REQUIRED TASK:
All entries must be repeated exactly; do not include the pictures.

— begin —

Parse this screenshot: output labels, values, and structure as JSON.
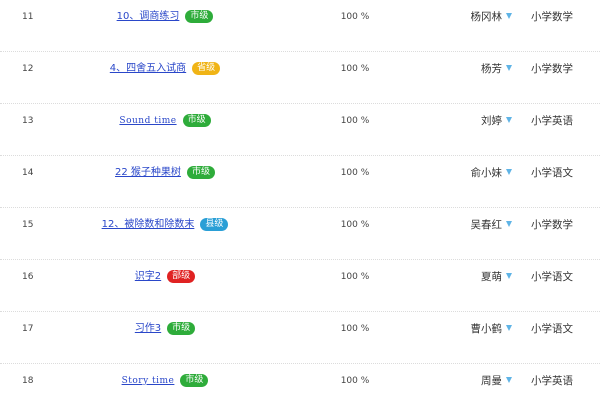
{
  "colors": {
    "city": "#2eac3a",
    "province": "#f0b416",
    "county": "#2a9fd6",
    "ministry": "#e02222",
    "link": "#2a47c9",
    "filter": "#5fb4e6"
  },
  "rows": [
    {
      "num": "11",
      "title": "10、调商练习",
      "badge": "市级",
      "badge_type": "city",
      "rate": "100 %",
      "teacher": "杨冈林",
      "subject": "小学数学"
    },
    {
      "num": "12",
      "title": "4、四舍五入试商",
      "badge": "省级",
      "badge_type": "province",
      "rate": "100 %",
      "teacher": "杨芳",
      "subject": "小学数学"
    },
    {
      "num": "13",
      "title": "Sound time",
      "badge": "市级",
      "badge_type": "city",
      "rate": "100 %",
      "teacher": "刘婷",
      "subject": "小学英语"
    },
    {
      "num": "14",
      "title": "22 猴子种果树",
      "badge": "市级",
      "badge_type": "city",
      "rate": "100 %",
      "teacher": "俞小妹",
      "subject": "小学语文"
    },
    {
      "num": "15",
      "title": "12、被除数和除数末",
      "badge": "县级",
      "badge_type": "county",
      "rate": "100 %",
      "teacher": "吴春红",
      "subject": "小学数学"
    },
    {
      "num": "16",
      "title": "识字2",
      "badge": "部级",
      "badge_type": "ministry",
      "rate": "100 %",
      "teacher": "夏萌",
      "subject": "小学语文"
    },
    {
      "num": "17",
      "title": "习作3",
      "badge": "市级",
      "badge_type": "city",
      "rate": "100 %",
      "teacher": "曹小鹤",
      "subject": "小学语文"
    },
    {
      "num": "18",
      "title": "Story time",
      "badge": "市级",
      "badge_type": "city",
      "rate": "100 %",
      "teacher": "周曼",
      "subject": "小学英语"
    }
  ]
}
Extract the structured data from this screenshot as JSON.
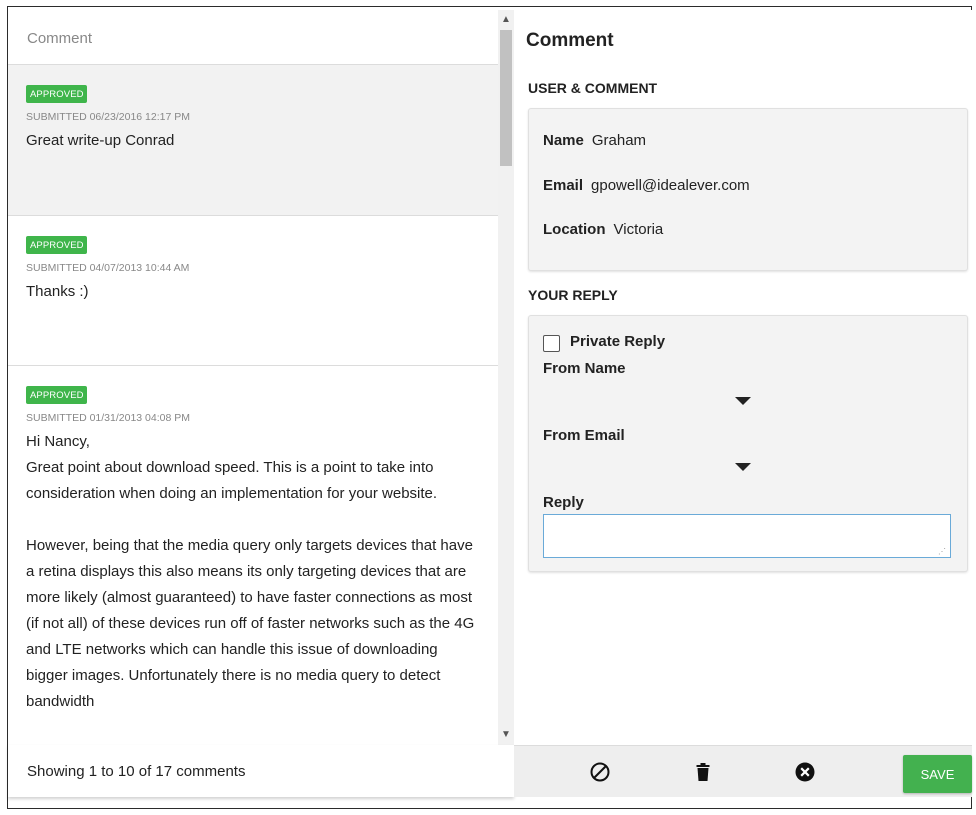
{
  "list": {
    "header": "Comment",
    "comments": [
      {
        "status": "APPROVED",
        "submitted": "SUBMITTED 06/23/2016 12:17 PM",
        "paragraphs": [
          "Great write-up Conrad"
        ]
      },
      {
        "status": "APPROVED",
        "submitted": "SUBMITTED 04/07/2013 10:44 AM",
        "paragraphs": [
          "Thanks :)"
        ]
      },
      {
        "status": "APPROVED",
        "submitted": "SUBMITTED 01/31/2013 04:08 PM",
        "paragraphs": [
          "Hi Nancy,",
          "Great point about download speed. This is a point to take into consideration when doing an implementation for your website.",
          "",
          "However, being that the media query only targets devices that have a retina displays this also means its only targeting devices that are more likely (almost guaranteed) to have faster connections as most (if not all) of these devices run off of faster networks such as the 4G and LTE networks which can handle this issue of downloading bigger images. Unfortunately there is no media query to detect bandwidth"
        ]
      }
    ],
    "footer": "Showing 1 to 10 of 17 comments"
  },
  "detail": {
    "title": "Comment",
    "user_section": {
      "label": "USER & COMMENT",
      "name_label": "Name",
      "name": "Graham",
      "email_label": "Email",
      "email": "gpowell@idealever.com",
      "location_label": "Location",
      "location": "Victoria"
    },
    "reply_section": {
      "label": "YOUR REPLY",
      "private_label": "Private Reply",
      "private_checked": false,
      "from_name_label": "From Name",
      "from_email_label": "From Email",
      "reply_label": "Reply",
      "reply_value": ""
    }
  },
  "actions": {
    "save_label": "SAVE",
    "icons": [
      "block-icon",
      "trash-icon",
      "close-circle-icon"
    ]
  },
  "colors": {
    "approved": "#3fb54b",
    "save": "#43b14f",
    "reply_border": "#6aaad8"
  }
}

— end —

RESPONSE TO THE EXERCISE:
Parse this screenshot: output labels, values, and structure as JSON.
{
  "colors": {
    "city": "#2eac3a",
    "province": "#f0b416",
    "county": "#2a9fd6",
    "ministry": "#e02222",
    "link": "#2a47c9",
    "filter": "#5fb4e6"
  },
  "rows": [
    {
      "num": "11",
      "title": "10、调商练习",
      "badge": "市级",
      "badge_type": "city",
      "rate": "100 %",
      "teacher": "杨冈林",
      "subject": "小学数学"
    },
    {
      "num": "12",
      "title": "4、四舍五入试商",
      "badge": "省级",
      "badge_type": "province",
      "rate": "100 %",
      "teacher": "杨芳",
      "subject": "小学数学"
    },
    {
      "num": "13",
      "title": "Sound time",
      "badge": "市级",
      "badge_type": "city",
      "rate": "100 %",
      "teacher": "刘婷",
      "subject": "小学英语"
    },
    {
      "num": "14",
      "title": "22 猴子种果树",
      "badge": "市级",
      "badge_type": "city",
      "rate": "100 %",
      "teacher": "俞小妹",
      "subject": "小学语文"
    },
    {
      "num": "15",
      "title": "12、被除数和除数末",
      "badge": "县级",
      "badge_type": "county",
      "rate": "100 %",
      "teacher": "吴春红",
      "subject": "小学数学"
    },
    {
      "num": "16",
      "title": "识字2",
      "badge": "部级",
      "badge_type": "ministry",
      "rate": "100 %",
      "teacher": "夏萌",
      "subject": "小学语文"
    },
    {
      "num": "17",
      "title": "习作3",
      "badge": "市级",
      "badge_type": "city",
      "rate": "100 %",
      "teacher": "曹小鹤",
      "subject": "小学语文"
    },
    {
      "num": "18",
      "title": "Story time",
      "badge": "市级",
      "badge_type": "city",
      "rate": "100 %",
      "teacher": "周曼",
      "subject": "小学英语"
    }
  ]
}
Extract the structured data from this screenshot as JSON.
{
  "list": {
    "header": "Comment",
    "comments": [
      {
        "status": "APPROVED",
        "submitted": "SUBMITTED 06/23/2016 12:17 PM",
        "paragraphs": [
          "Great write-up Conrad"
        ]
      },
      {
        "status": "APPROVED",
        "submitted": "SUBMITTED 04/07/2013 10:44 AM",
        "paragraphs": [
          "Thanks :)"
        ]
      },
      {
        "status": "APPROVED",
        "submitted": "SUBMITTED 01/31/2013 04:08 PM",
        "paragraphs": [
          "Hi Nancy,",
          "Great point about download speed. This is a point to take into consideration when doing an implementation for your website.",
          "",
          "However, being that the media query only targets devices that have a retina displays this also means its only targeting devices that are more likely (almost guaranteed) to have faster connections as most (if not all) of these devices run off of faster networks such as the 4G and LTE networks which can handle this issue of downloading bigger images. Unfortunately there is no media query to detect bandwidth"
        ]
      }
    ],
    "footer": "Showing 1 to 10 of 17 comments"
  },
  "detail": {
    "title": "Comment",
    "user_section": {
      "label": "USER & COMMENT",
      "name_label": "Name",
      "name": "Graham",
      "email_label": "Email",
      "email": "gpowell@idealever.com",
      "location_label": "Location",
      "location": "Victoria"
    },
    "reply_section": {
      "label": "YOUR REPLY",
      "private_label": "Private Reply",
      "private_checked": false,
      "from_name_label": "From Name",
      "from_email_label": "From Email",
      "reply_label": "Reply",
      "reply_value": ""
    }
  },
  "actions": {
    "save_label": "SAVE",
    "icons": [
      "block-icon",
      "trash-icon",
      "close-circle-icon"
    ]
  },
  "colors": {
    "approved": "#3fb54b",
    "save": "#43b14f",
    "reply_border": "#6aaad8"
  }
}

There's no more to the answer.